> What is being asked
Give back a single number, the count of lines containing the word "frac".

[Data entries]
* * *

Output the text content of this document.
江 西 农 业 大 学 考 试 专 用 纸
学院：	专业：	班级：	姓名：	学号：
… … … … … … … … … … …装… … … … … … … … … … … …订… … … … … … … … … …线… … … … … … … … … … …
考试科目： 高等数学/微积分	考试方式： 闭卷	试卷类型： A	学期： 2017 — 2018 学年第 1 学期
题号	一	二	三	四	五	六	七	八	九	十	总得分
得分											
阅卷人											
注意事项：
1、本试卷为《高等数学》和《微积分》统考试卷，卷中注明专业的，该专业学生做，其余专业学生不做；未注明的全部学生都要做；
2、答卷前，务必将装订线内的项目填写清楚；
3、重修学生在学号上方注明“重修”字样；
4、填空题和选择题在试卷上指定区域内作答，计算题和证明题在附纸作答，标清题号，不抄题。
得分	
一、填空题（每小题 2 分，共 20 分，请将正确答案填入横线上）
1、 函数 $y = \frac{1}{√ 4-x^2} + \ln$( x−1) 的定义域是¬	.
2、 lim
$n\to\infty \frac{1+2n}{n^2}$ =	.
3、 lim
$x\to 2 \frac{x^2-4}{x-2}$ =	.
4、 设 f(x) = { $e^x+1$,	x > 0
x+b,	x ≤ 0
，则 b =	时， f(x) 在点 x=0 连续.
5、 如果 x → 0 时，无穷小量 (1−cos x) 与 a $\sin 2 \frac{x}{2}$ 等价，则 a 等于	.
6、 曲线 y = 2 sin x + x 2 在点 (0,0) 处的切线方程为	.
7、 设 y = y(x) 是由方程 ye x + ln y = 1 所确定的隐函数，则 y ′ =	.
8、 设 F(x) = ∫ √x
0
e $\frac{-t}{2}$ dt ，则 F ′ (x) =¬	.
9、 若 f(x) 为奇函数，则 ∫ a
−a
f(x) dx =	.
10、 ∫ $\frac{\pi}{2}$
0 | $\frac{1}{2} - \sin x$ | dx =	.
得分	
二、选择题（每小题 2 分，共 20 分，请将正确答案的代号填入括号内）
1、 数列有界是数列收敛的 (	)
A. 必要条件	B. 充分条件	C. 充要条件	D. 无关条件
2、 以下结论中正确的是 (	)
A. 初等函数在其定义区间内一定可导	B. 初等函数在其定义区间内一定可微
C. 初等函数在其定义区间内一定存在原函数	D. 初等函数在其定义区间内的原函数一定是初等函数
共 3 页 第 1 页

* * *

> Completed task
7